Task directions:
Work out how many lines have "хозяйства" in them. Give only that number.

(Collected data)

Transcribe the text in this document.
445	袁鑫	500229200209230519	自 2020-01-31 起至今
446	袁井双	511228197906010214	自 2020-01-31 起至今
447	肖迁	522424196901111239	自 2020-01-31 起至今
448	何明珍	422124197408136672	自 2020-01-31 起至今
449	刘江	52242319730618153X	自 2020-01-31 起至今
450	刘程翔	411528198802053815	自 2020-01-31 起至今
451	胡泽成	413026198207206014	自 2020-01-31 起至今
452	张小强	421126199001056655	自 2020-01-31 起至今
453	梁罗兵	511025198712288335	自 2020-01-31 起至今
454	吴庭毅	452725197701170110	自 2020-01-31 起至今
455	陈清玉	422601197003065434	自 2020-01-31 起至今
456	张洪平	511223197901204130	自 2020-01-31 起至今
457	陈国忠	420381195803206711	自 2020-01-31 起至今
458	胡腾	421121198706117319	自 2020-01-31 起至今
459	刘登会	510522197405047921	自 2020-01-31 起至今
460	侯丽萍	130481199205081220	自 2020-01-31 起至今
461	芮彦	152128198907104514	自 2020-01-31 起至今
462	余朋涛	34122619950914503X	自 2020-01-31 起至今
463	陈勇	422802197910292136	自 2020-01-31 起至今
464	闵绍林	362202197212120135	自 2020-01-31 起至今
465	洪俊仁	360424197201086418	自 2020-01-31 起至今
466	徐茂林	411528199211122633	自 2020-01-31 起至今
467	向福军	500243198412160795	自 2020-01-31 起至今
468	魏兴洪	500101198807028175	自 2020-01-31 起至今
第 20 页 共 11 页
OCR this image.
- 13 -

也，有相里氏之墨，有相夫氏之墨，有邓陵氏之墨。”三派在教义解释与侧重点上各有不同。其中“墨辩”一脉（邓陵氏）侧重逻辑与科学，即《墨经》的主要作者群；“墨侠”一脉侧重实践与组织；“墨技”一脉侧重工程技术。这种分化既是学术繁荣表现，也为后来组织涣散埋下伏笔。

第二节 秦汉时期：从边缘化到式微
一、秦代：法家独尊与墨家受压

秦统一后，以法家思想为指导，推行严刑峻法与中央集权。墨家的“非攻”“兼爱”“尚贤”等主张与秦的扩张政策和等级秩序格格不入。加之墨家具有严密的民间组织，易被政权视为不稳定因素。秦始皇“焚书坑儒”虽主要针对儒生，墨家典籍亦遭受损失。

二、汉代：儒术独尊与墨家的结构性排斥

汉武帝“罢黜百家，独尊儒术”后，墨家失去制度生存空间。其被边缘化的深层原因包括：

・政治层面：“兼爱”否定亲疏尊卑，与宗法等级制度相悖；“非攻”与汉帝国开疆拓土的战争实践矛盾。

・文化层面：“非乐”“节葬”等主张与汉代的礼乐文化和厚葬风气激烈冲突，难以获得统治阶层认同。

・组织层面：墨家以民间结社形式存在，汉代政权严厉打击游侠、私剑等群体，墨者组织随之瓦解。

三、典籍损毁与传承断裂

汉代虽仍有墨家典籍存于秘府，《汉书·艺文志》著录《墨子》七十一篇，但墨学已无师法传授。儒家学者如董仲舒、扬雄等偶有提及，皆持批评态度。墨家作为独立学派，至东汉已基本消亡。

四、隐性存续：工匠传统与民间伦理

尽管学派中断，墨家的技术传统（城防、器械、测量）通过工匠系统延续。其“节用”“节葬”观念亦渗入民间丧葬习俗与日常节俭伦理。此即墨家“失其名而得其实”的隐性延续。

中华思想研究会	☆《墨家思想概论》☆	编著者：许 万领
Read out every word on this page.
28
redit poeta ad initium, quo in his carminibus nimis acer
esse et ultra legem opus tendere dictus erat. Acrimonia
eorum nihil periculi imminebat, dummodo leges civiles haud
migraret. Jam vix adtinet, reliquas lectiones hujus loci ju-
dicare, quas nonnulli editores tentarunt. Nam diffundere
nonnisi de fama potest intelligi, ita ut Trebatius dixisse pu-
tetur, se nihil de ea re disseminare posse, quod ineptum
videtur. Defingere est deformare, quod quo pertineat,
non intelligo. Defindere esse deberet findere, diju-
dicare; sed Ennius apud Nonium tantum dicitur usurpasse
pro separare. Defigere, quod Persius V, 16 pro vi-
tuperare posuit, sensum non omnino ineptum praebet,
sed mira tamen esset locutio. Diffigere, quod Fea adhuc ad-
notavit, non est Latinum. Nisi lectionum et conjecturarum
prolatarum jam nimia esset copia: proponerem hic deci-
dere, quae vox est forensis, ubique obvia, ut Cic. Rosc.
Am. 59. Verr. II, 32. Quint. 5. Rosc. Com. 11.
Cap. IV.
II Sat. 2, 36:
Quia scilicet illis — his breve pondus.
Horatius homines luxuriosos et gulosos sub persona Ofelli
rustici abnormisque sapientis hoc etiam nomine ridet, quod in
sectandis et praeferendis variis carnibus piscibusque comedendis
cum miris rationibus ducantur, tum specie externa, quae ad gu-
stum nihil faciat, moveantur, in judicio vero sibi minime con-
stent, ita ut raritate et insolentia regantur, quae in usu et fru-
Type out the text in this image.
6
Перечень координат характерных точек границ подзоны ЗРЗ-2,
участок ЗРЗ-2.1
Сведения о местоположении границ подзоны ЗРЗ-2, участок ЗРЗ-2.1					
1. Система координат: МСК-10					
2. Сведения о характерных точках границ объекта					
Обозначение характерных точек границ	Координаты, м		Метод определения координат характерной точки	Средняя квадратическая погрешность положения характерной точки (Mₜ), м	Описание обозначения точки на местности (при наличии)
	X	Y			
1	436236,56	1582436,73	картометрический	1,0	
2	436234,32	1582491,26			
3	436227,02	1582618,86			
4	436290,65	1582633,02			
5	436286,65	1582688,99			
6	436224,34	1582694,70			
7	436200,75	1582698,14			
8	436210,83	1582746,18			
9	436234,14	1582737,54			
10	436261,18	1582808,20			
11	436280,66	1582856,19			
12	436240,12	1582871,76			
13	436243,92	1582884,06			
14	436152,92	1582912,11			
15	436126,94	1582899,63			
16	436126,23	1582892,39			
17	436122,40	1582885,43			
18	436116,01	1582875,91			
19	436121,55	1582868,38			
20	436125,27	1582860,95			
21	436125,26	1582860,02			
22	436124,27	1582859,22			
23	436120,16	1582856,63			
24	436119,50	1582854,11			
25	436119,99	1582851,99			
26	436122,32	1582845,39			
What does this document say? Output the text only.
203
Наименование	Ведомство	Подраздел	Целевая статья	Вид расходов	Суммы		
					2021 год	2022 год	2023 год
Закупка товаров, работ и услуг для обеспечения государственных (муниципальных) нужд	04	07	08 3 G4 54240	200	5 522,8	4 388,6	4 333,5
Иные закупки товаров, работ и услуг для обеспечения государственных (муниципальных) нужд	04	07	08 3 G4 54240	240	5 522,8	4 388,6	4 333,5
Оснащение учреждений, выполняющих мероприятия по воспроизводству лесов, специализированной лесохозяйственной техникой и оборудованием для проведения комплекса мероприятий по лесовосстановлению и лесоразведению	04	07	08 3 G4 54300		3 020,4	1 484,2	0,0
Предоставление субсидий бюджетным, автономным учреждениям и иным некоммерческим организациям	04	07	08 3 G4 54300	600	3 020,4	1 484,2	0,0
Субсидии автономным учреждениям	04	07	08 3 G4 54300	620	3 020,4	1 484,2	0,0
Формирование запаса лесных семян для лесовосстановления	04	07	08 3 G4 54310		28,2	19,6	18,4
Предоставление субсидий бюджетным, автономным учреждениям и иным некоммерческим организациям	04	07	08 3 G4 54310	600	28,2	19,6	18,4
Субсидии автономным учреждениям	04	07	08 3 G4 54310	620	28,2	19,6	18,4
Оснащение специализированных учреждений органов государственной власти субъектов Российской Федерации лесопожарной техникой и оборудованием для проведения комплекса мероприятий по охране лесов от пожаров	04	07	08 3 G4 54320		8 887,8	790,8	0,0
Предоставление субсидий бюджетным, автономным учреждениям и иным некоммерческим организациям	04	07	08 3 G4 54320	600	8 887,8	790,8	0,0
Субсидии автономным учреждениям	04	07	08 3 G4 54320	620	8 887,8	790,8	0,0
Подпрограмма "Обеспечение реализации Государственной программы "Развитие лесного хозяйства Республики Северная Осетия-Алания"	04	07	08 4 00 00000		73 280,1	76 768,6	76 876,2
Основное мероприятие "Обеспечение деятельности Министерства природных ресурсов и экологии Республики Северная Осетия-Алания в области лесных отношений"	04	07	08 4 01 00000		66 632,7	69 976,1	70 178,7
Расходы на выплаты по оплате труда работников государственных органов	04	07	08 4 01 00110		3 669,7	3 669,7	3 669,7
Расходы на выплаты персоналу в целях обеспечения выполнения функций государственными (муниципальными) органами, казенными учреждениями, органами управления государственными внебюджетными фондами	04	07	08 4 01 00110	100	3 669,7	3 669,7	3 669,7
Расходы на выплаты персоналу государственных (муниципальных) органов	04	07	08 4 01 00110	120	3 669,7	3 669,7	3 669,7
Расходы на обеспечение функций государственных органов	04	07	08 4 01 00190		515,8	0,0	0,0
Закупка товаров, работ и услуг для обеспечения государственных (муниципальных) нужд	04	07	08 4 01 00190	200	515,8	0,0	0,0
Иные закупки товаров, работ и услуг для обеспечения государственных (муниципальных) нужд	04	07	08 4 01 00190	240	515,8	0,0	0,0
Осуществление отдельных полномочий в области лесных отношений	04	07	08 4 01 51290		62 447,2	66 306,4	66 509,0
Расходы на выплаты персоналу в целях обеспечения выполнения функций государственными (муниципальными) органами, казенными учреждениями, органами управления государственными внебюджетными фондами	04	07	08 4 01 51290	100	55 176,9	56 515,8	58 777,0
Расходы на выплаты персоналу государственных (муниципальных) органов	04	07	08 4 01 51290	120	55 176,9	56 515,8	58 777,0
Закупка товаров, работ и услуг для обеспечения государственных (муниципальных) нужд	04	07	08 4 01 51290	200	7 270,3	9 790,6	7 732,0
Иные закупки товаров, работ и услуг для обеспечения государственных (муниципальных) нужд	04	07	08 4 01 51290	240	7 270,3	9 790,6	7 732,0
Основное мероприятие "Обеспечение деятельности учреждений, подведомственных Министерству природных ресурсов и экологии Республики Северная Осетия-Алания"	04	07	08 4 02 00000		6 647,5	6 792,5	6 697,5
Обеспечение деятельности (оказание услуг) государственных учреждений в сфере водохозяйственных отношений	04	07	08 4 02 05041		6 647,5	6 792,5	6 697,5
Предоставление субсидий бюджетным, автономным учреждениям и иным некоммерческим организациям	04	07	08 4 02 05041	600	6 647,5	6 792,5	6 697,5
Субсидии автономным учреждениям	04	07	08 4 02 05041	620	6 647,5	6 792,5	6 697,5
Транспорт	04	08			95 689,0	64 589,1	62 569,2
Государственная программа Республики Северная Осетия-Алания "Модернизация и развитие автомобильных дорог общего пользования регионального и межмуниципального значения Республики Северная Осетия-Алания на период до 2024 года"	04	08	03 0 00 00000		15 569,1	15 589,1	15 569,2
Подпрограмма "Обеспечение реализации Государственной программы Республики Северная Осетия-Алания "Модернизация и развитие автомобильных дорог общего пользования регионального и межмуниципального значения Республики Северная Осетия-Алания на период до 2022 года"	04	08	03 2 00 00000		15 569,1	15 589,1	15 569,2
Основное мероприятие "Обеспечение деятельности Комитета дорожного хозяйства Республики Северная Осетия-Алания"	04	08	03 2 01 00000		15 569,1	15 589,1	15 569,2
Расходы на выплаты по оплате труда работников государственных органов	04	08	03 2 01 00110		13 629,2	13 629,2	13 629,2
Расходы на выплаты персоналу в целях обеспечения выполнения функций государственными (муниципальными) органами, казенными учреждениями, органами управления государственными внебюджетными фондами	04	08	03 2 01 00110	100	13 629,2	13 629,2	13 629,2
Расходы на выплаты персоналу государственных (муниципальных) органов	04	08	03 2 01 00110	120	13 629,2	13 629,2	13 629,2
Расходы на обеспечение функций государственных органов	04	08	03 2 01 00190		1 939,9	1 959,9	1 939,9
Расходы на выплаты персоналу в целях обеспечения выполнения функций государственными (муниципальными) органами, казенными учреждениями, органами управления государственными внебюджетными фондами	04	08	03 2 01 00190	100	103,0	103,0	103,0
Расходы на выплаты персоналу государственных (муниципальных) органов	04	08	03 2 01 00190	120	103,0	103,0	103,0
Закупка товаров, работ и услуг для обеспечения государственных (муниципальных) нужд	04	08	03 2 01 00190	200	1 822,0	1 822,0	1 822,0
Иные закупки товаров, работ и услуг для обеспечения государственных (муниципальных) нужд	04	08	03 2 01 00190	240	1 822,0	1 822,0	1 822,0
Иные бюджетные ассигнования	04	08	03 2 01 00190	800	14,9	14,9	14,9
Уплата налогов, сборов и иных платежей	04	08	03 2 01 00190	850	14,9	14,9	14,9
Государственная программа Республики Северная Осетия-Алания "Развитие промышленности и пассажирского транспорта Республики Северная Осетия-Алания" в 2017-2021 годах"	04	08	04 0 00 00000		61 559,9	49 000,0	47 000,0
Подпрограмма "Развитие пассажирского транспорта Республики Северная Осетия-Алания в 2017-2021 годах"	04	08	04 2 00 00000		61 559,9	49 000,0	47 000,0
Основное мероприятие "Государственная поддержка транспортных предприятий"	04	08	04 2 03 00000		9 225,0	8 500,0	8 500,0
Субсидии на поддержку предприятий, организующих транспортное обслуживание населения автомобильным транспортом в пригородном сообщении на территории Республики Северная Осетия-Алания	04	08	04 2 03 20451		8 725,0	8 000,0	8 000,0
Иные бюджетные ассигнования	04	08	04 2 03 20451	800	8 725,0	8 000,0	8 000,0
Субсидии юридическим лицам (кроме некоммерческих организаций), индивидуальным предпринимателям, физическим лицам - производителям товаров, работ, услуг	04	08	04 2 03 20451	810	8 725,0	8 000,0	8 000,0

Answer in full:
2